* [Provided passage]
□ □ □ □ □

Abstract
This study focuses on women of childbearing age infected with HIV-1 in Liangshan Prefecture and analyses their HIV-1 RNA and HIV-1 DNA genotypic drug resistance to provide a theoretical basis and technical support for monitoring the spread of resistant strains and formulating and optimizing antiretroviral therapy regimens. The study subjects were women of childbearing age infected with HIV-1 who were followed up in the county of Liangshan Prefecture from January to September 2023. Peripheral venous blood samples were collected from each subject. The samples were centrifuged to separate the plasma and blood cells for HIV-1 RNA quantitative testing and HIV-1 genotypic drug resistance testing. A total of 47 participants were included in this study. When HIV-1 RNA were <50 copies/mL and between 50 and 1,000 copies/mL, the success rate of HIV-1 DNA pol gene amplification was significantly higher than that of HIV-1 RNA pol gene amplification. Among the 47 subjects, 17 (17/47, 36.17%) indicated successfully amplified HIV-1 RNA and HIV-1 DNA genotypic drug resistance in each region simultaneously, and 9 (9/17, 52.94%) developed any degree of resistance. Among these nine cases, five had consistent resistance, while four indicated inconsistent resistance. Among the five cases with identical drug resistance, there were three cases with inconsistent drug resistance mutations (DRMs). Among the four cases with inconsistent drug resistance results, one had DRMs at the HIV-1 DNA level but no DRMs at the HIV-1 RNA level, while the other three had more DRMs at the HIV-1 RNA level than at the HIV-1 DNA level. The combination of HIV-1 RNA and HIV-1 DNA genotypic drug resistance testing can improve the drawbacks of current single HIV-1 RNA genotypic drug resistance testing, especially when HIV-1 RNA is ≤1,000 copies/mL, and significantly improve the efficiency of HIV-1 genotypic drug resistance testing.

□ □ □ □ □

* [Data provided]
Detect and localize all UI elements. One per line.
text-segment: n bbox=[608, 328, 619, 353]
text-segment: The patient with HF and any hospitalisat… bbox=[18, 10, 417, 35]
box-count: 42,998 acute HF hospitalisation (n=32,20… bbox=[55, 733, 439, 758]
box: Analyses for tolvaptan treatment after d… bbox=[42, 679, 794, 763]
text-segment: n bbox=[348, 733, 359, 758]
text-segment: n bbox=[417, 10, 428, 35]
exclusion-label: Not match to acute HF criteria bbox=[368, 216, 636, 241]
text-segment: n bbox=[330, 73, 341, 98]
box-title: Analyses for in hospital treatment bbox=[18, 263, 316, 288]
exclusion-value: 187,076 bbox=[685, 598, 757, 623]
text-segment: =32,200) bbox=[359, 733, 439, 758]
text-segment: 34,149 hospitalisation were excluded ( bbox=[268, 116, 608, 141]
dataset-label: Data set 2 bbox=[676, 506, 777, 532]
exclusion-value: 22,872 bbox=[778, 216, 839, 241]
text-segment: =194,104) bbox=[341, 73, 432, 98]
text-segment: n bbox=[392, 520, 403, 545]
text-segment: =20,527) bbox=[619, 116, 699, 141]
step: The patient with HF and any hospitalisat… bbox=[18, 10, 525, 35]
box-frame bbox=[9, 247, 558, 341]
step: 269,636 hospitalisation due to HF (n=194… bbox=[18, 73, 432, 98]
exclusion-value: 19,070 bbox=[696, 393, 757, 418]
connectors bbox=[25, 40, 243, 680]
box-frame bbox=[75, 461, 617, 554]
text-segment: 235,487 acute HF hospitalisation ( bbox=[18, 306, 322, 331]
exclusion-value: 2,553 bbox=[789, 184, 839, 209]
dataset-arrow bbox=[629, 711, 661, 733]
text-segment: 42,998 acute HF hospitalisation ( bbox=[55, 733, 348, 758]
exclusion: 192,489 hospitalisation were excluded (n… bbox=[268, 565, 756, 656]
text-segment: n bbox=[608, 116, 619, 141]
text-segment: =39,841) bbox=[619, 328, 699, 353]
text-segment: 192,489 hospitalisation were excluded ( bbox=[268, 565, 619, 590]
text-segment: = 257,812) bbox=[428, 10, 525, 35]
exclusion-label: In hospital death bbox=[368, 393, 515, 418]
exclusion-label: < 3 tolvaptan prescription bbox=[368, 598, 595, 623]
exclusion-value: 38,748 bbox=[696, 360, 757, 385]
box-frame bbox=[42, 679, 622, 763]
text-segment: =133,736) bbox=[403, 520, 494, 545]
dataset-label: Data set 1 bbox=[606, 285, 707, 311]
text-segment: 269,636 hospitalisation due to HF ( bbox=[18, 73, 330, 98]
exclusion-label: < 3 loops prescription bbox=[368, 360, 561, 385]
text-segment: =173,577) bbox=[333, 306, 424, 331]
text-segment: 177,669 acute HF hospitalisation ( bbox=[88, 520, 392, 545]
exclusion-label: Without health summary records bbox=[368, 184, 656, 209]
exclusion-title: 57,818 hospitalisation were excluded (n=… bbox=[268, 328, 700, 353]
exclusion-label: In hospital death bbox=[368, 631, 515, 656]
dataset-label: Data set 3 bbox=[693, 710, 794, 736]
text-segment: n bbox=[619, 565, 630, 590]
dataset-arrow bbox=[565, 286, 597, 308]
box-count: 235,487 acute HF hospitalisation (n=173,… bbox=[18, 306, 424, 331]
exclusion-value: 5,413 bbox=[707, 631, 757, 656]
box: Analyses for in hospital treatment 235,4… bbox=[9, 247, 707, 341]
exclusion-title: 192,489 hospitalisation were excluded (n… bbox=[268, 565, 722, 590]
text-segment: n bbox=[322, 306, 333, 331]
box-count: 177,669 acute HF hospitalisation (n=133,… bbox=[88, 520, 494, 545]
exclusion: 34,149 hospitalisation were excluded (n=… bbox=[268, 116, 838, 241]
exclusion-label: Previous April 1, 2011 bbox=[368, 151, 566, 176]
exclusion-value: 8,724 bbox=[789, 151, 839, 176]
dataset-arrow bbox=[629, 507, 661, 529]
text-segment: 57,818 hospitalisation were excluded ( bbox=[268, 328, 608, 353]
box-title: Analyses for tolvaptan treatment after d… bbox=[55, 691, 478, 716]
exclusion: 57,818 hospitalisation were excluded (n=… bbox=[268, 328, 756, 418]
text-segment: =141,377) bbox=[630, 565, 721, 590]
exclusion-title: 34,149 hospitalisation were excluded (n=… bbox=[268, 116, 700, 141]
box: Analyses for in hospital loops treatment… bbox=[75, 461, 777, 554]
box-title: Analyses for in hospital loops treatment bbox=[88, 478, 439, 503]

□ □ □ □ □

* [About this task]
For each statement, say yes or no to whether it agrees with the abstract on HIV-1 drug resistance, and quote the words from the abstract that decide it.
(a) The study included 47 participants.
(b) The women were followed up from January to December 2023.
(c) All four cases with inconsistent drug resistance results had more DRMs at the HIV-1 RNA level than at the HIV-1 DNA level.
The material has nothing to do with the abstract on HIV-1 drug resistance.

* [Answer to this task]
(a) Yes: "A total of 47 participants were included in this study."
(b) No: "from January to September 2023"
(c) No: "one had DRMs at the HIV-1 DNA level but no DRMs at the HIV-1 RNA level, while the other three had more DRMs at the HIV-1 RNA level than at the HIV-1 DNA level"